* REQUIRED WORK
Repeat every line of the data exactly, but not the pictures.

------------------------------------------------

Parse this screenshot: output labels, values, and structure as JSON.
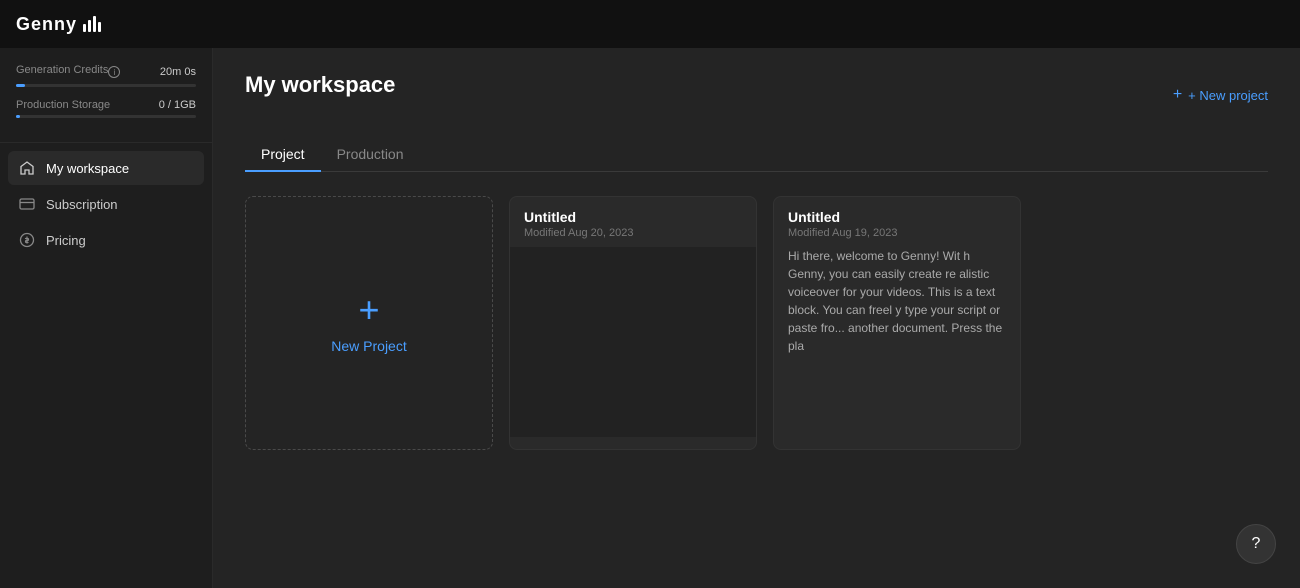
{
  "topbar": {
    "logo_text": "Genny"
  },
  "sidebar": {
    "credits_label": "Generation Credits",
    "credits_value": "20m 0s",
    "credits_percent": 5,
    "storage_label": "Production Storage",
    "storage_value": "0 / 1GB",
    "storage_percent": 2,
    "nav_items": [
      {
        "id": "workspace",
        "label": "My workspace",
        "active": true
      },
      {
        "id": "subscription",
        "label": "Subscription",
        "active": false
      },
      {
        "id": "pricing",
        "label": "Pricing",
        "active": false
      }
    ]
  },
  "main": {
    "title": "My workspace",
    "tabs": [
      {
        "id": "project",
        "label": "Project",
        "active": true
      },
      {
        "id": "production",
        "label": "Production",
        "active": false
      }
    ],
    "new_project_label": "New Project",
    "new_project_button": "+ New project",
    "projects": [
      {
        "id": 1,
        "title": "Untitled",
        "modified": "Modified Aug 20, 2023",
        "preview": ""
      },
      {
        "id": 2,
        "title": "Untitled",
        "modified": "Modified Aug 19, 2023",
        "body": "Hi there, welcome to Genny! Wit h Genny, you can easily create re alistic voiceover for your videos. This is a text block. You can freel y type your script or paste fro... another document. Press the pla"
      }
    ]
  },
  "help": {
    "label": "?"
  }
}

------------------------------------------------

* ANSWER IN FULL
Parse this screenshot: output labels, values, and structure as JSON.
{
  "topbar": {
    "logo_text": "Genny"
  },
  "sidebar": {
    "credits_label": "Generation Credits",
    "credits_value": "20m 0s",
    "credits_percent": 5,
    "storage_label": "Production Storage",
    "storage_value": "0 / 1GB",
    "storage_percent": 2,
    "nav_items": [
      {
        "id": "workspace",
        "label": "My workspace",
        "active": true
      },
      {
        "id": "subscription",
        "label": "Subscription",
        "active": false
      },
      {
        "id": "pricing",
        "label": "Pricing",
        "active": false
      }
    ]
  },
  "main": {
    "title": "My workspace",
    "tabs": [
      {
        "id": "project",
        "label": "Project",
        "active": true
      },
      {
        "id": "production",
        "label": "Production",
        "active": false
      }
    ],
    "new_project_label": "New Project",
    "new_project_button": "+ New project",
    "projects": [
      {
        "id": 1,
        "title": "Untitled",
        "modified": "Modified Aug 20, 2023",
        "preview": ""
      },
      {
        "id": 2,
        "title": "Untitled",
        "modified": "Modified Aug 19, 2023",
        "body": "Hi there, welcome to Genny! Wit h Genny, you can easily create re alistic voiceover for your videos. This is a text block. You can freel y type your script or paste fro... another document. Press the pla"
      }
    ]
  },
  "help": {
    "label": "?"
  }
}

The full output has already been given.